The records are to be restated in their entirety, word for word.

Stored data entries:
::::

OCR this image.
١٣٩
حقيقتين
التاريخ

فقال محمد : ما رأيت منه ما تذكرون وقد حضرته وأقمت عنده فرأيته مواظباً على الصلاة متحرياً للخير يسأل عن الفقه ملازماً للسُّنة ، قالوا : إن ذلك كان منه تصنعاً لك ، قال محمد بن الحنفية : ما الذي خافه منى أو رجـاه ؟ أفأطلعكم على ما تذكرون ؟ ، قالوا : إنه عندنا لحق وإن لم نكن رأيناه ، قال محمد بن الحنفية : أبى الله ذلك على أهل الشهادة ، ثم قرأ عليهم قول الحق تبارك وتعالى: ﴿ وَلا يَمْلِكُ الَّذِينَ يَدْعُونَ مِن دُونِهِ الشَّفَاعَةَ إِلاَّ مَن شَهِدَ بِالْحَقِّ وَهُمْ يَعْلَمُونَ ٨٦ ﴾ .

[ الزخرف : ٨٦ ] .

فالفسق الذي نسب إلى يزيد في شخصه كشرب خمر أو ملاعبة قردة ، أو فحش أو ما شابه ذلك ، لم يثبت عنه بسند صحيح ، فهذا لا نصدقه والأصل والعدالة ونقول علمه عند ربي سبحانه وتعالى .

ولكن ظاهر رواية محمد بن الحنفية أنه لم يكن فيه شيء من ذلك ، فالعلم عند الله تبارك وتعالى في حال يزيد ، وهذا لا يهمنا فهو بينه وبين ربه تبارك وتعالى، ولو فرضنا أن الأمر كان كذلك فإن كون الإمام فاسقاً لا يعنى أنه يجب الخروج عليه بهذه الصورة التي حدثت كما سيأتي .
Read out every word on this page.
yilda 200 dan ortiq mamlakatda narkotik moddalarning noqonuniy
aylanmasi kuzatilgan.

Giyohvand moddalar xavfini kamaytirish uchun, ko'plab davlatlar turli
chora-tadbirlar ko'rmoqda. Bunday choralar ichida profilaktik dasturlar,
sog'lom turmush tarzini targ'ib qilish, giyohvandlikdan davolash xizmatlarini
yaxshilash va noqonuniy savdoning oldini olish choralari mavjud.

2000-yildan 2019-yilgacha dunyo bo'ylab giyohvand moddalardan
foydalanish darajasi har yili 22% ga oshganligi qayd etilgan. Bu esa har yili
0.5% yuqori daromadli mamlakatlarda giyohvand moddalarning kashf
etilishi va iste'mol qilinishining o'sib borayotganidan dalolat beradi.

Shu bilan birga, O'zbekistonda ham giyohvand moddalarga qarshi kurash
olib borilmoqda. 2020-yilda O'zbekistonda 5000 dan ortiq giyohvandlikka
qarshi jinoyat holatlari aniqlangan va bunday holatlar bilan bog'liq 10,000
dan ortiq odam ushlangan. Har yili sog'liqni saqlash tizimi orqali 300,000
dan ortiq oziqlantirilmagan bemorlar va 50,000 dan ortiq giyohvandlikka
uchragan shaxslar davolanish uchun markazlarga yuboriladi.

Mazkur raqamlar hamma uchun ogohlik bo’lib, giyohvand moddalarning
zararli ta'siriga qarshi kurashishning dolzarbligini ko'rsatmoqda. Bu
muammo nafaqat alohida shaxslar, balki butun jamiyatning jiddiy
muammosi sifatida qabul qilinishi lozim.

::::

Result of the task:
OCR this image.
١٣٩
حقيقتين
التاريخ

فقال محمد : ما رأيت منه ما تذكرون وقد حضرته وأقمت عنده فرأيته مواظباً على الصلاة متحرياً للخير يسأل عن الفقه ملازماً للسُّنة ، قالوا : إن ذلك كان منه تصنعاً لك ، قال محمد بن الحنفية : ما الذي خافه منى أو رجـاه ؟ أفأطلعكم على ما تذكرون ؟ ، قالوا : إنه عندنا لحق وإن لم نكن رأيناه ، قال محمد بن الحنفية : أبى الله ذلك على أهل الشهادة ، ثم قرأ عليهم قول الحق تبارك وتعالى: ﴿ وَلا يَمْلِكُ الَّذِينَ يَدْعُونَ مِن دُونِهِ الشَّفَاعَةَ إِلاَّ مَن شَهِدَ بِالْحَقِّ وَهُمْ يَعْلَمُونَ ٨٦ ﴾ .

[ الزخرف : ٨٦ ] .

فالفسق الذي نسب إلى يزيد في شخصه كشرب خمر أو ملاعبة قردة ، أو فحش أو ما شابه ذلك ، لم يثبت عنه بسند صحيح ، فهذا لا نصدقه والأصل والعدالة ونقول علمه عند ربي سبحانه وتعالى .

ولكن ظاهر رواية محمد بن الحنفية أنه لم يكن فيه شيء من ذلك ، فالعلم عند الله تبارك وتعالى في حال يزيد ، وهذا لا يهمنا فهو بينه وبين ربه تبارك وتعالى، ولو فرضنا أن الأمر كان كذلك فإن كون الإمام فاسقاً لا يعنى أنه يجب الخروج عليه بهذه الصورة التي حدثت كما سيأتي .
Read out every word on this page.
yilda 200 dan ortiq mamlakatda narkotik moddalarning noqonuniy
aylanmasi kuzatilgan.

Giyohvand moddalar xavfini kamaytirish uchun, ko'plab davlatlar turli
chora-tadbirlar ko'rmoqda. Bunday choralar ichida profilaktik dasturlar,
sog'lom turmush tarzini targ'ib qilish, giyohvandlikdan davolash xizmatlarini
yaxshilash va noqonuniy savdoning oldini olish choralari mavjud.

2000-yildan 2019-yilgacha dunyo bo'ylab giyohvand moddalardan
foydalanish darajasi har yili 22% ga oshganligi qayd etilgan. Bu esa har yili
0.5% yuqori daromadli mamlakatlarda giyohvand moddalarning kashf
etilishi va iste'mol qilinishining o'sib borayotganidan dalolat beradi.

Shu bilan birga, O'zbekistonda ham giyohvand moddalarga qarshi kurash
olib borilmoqda. 2020-yilda O'zbekistonda 5000 dan ortiq giyohvandlikka
qarshi jinoyat holatlari aniqlangan va bunday holatlar bilan bog'liq 10,000
dan ortiq odam ushlangan. Har yili sog'liqni saqlash tizimi orqali 300,000
dan ortiq oziqlantirilmagan bemorlar va 50,000 dan ortiq giyohvandlikka
uchragan shaxslar davolanish uchun markazlarga yuboriladi.

Mazkur raqamlar hamma uchun ogohlik bo’lib, giyohvand moddalarning
zararli ta'siriga qarshi kurashishning dolzarbligini ko'rsatmoqda. Bu
muammo nafaqat alohida shaxslar, balki butun jamiyatning jiddiy
muammosi sifatida qabul qilinishi lozim.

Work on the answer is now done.